Problem statement: Which lines below contain "this"? Pull them out.

Given data:
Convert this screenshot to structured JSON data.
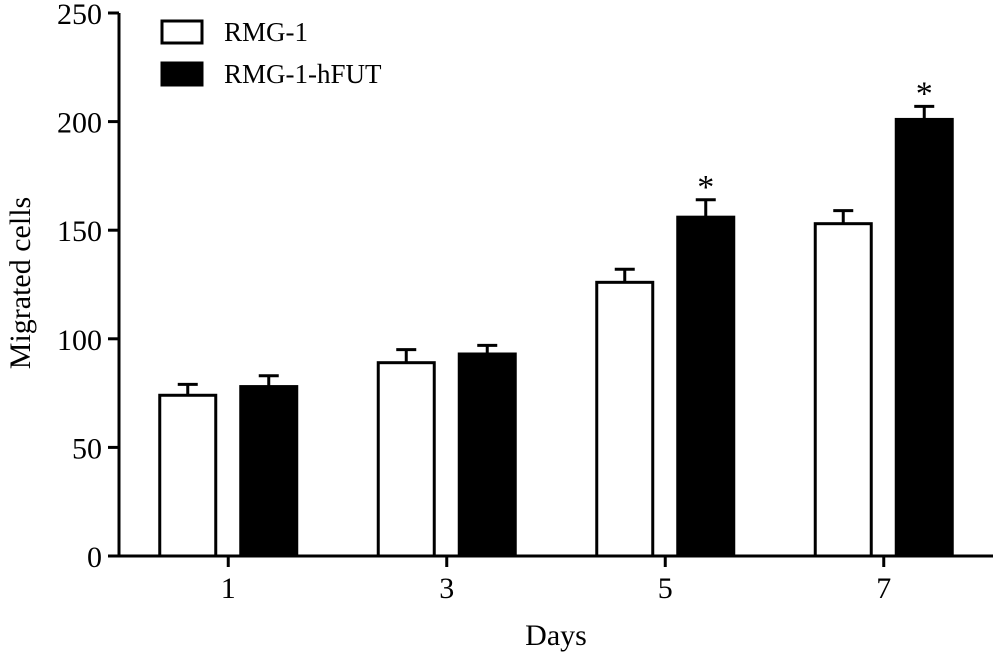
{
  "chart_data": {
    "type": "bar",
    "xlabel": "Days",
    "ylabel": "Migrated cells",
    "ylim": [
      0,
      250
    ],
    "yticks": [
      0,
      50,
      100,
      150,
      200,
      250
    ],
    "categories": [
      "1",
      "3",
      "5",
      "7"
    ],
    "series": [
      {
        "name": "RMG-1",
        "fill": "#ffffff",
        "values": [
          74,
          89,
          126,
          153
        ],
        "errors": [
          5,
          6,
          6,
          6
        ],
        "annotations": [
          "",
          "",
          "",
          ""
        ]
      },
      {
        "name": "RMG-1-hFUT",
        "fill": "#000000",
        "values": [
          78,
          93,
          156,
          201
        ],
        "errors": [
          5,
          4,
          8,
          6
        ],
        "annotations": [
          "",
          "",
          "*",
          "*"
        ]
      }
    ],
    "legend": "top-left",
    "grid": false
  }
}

--

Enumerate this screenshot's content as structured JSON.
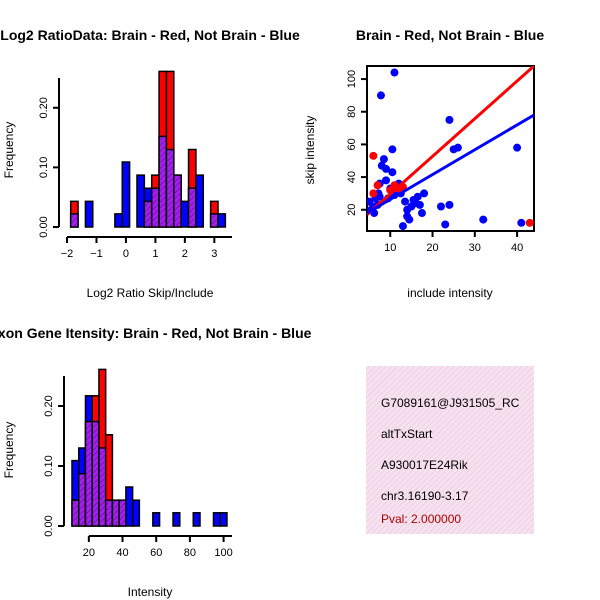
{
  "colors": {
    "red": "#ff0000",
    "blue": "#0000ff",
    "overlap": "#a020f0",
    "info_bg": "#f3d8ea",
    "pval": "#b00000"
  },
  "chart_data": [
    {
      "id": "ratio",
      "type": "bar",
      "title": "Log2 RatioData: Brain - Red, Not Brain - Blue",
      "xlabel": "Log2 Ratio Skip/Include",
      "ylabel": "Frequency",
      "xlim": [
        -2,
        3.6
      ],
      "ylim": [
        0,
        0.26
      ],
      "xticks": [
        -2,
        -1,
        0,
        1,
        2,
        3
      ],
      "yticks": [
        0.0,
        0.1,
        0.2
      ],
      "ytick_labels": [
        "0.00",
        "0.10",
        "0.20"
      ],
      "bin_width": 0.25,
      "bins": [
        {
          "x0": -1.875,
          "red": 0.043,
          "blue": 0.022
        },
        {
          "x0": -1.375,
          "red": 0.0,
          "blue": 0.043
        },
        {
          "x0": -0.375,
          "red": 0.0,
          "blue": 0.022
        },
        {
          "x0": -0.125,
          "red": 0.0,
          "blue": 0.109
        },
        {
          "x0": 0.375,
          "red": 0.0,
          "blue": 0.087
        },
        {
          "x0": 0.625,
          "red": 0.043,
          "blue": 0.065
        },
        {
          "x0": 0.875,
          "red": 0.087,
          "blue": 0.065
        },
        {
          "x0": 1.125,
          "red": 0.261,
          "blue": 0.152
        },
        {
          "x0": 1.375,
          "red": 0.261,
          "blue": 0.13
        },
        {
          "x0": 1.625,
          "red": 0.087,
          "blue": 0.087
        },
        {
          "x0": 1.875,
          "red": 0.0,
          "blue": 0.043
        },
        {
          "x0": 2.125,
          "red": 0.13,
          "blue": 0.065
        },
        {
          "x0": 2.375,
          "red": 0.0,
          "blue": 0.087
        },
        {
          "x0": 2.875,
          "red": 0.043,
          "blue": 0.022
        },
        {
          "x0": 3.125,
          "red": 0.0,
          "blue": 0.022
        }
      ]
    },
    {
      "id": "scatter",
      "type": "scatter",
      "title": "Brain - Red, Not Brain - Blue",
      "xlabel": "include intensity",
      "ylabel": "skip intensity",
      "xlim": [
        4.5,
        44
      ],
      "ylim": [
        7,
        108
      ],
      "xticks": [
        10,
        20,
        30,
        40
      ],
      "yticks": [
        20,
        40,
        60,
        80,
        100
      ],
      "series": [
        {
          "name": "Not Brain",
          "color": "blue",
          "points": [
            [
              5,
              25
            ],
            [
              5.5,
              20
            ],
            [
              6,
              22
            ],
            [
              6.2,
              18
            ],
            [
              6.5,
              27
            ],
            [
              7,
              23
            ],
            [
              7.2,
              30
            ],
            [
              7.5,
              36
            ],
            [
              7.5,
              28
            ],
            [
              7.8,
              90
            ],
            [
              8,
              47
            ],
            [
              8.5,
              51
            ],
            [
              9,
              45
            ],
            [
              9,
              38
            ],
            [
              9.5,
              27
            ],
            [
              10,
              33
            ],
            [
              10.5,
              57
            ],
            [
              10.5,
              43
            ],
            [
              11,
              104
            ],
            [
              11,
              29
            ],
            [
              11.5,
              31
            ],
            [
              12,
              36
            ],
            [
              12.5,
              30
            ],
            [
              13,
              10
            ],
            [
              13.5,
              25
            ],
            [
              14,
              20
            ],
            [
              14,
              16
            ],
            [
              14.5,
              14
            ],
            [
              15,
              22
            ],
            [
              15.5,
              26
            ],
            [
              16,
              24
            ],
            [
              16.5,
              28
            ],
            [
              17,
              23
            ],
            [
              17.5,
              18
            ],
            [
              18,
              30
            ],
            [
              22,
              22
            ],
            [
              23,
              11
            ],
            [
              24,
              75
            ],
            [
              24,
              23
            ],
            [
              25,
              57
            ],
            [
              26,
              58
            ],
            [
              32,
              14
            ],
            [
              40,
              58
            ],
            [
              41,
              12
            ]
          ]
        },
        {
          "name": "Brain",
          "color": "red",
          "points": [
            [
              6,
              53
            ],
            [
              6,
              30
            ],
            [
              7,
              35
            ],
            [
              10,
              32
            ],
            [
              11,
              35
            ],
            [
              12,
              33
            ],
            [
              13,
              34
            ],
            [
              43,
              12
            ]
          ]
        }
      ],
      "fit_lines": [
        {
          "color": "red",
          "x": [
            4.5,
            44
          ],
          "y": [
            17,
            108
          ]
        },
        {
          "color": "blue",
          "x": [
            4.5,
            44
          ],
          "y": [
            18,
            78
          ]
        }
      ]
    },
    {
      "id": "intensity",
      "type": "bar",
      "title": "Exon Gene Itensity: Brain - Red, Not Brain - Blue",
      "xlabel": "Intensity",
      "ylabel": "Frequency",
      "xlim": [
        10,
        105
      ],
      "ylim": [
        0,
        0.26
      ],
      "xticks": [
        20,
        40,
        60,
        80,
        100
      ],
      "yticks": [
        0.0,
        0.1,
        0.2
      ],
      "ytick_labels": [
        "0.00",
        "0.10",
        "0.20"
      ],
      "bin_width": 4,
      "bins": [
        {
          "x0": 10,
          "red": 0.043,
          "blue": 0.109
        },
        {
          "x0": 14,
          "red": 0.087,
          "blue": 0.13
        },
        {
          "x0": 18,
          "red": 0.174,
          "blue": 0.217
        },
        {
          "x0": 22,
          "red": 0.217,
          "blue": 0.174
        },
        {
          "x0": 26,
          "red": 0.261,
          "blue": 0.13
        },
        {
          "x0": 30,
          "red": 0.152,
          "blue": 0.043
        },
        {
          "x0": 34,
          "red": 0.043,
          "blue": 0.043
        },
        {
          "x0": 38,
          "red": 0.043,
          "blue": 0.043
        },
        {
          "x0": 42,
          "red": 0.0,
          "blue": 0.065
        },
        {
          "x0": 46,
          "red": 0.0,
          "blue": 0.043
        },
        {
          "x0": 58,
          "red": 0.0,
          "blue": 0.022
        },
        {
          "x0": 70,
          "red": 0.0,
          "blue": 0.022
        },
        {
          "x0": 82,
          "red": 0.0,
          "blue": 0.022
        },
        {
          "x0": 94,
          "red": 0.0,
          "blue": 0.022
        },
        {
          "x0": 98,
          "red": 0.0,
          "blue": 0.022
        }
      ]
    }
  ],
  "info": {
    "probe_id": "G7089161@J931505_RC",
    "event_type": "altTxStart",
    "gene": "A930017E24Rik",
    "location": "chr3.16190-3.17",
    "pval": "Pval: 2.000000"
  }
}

Completed exercise:
Convert this screenshot to structured JSON data.
Enumerate this screenshot's content as structured JSON.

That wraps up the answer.